PROBLEM TO WORK ON>
Present the following entries again, word for word and in full.

TASK INPUTS>

## begin

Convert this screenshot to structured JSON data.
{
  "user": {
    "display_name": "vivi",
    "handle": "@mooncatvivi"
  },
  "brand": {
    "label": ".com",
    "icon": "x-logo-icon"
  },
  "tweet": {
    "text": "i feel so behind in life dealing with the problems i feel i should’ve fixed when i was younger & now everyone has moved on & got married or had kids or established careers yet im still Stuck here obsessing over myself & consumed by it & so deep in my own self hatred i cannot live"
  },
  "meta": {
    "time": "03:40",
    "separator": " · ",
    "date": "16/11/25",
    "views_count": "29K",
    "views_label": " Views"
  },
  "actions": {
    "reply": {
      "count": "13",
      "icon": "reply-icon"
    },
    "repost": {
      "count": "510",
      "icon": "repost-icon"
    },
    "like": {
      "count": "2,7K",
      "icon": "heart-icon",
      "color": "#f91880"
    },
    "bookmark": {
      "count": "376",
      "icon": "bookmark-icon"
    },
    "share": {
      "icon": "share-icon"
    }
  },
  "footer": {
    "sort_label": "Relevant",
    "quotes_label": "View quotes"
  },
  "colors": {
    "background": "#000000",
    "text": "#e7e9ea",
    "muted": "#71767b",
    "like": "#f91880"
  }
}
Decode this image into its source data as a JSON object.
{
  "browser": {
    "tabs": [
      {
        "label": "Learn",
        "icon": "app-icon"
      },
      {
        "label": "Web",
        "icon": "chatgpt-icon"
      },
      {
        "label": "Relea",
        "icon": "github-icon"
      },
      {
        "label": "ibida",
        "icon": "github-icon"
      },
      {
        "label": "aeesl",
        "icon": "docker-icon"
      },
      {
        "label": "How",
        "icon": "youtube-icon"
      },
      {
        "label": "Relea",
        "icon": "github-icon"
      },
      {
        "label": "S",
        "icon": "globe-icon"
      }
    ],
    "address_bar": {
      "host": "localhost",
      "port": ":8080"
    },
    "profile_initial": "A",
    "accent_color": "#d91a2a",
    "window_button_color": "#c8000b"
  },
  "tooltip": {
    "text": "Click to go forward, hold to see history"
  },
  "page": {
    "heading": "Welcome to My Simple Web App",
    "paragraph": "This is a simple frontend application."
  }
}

## end

REPLY TO THE TASK>
Convert this screenshot to structured JSON data.
{
  "user": {
    "display_name": "vivi",
    "handle": "@mooncatvivi"
  },
  "brand": {
    "label": ".com",
    "icon": "x-logo-icon"
  },
  "tweet": {
    "text": "i feel so behind in life dealing with the problems i feel i should’ve fixed when i was younger & now everyone has moved on & got married or had kids or established careers yet im still Stuck here obsessing over myself & consumed by it & so deep in my own self hatred i cannot live"
  },
  "meta": {
    "time": "03:40",
    "separator": " · ",
    "date": "16/11/25",
    "views_count": "29K",
    "views_label": " Views"
  },
  "actions": {
    "reply": {
      "count": "13",
      "icon": "reply-icon"
    },
    "repost": {
      "count": "510",
      "icon": "repost-icon"
    },
    "like": {
      "count": "2,7K",
      "icon": "heart-icon",
      "color": "#f91880"
    },
    "bookmark": {
      "count": "376",
      "icon": "bookmark-icon"
    },
    "share": {
      "icon": "share-icon"
    }
  },
  "footer": {
    "sort_label": "Relevant",
    "quotes_label": "View quotes"
  },
  "colors": {
    "background": "#000000",
    "text": "#e7e9ea",
    "muted": "#71767b",
    "like": "#f91880"
  }
}
Decode this image into its source data as a JSON object.
{
  "browser": {
    "tabs": [
      {
        "label": "Learn",
        "icon": "app-icon"
      },
      {
        "label": "Web",
        "icon": "chatgpt-icon"
      },
      {
        "label": "Relea",
        "icon": "github-icon"
      },
      {
        "label": "ibida",
        "icon": "github-icon"
      },
      {
        "label": "aeesl",
        "icon": "docker-icon"
      },
      {
        "label": "How",
        "icon": "youtube-icon"
      },
      {
        "label": "Relea",
        "icon": "github-icon"
      },
      {
        "label": "S",
        "icon": "globe-icon"
      }
    ],
    "address_bar": {
      "host": "localhost",
      "port": ":8080"
    },
    "profile_initial": "A",
    "accent_color": "#d91a2a",
    "window_button_color": "#c8000b"
  },
  "tooltip": {
    "text": "Click to go forward, hold to see history"
  },
  "page": {
    "heading": "Welcome to My Simple Web App",
    "paragraph": "This is a simple frontend application."
  }
}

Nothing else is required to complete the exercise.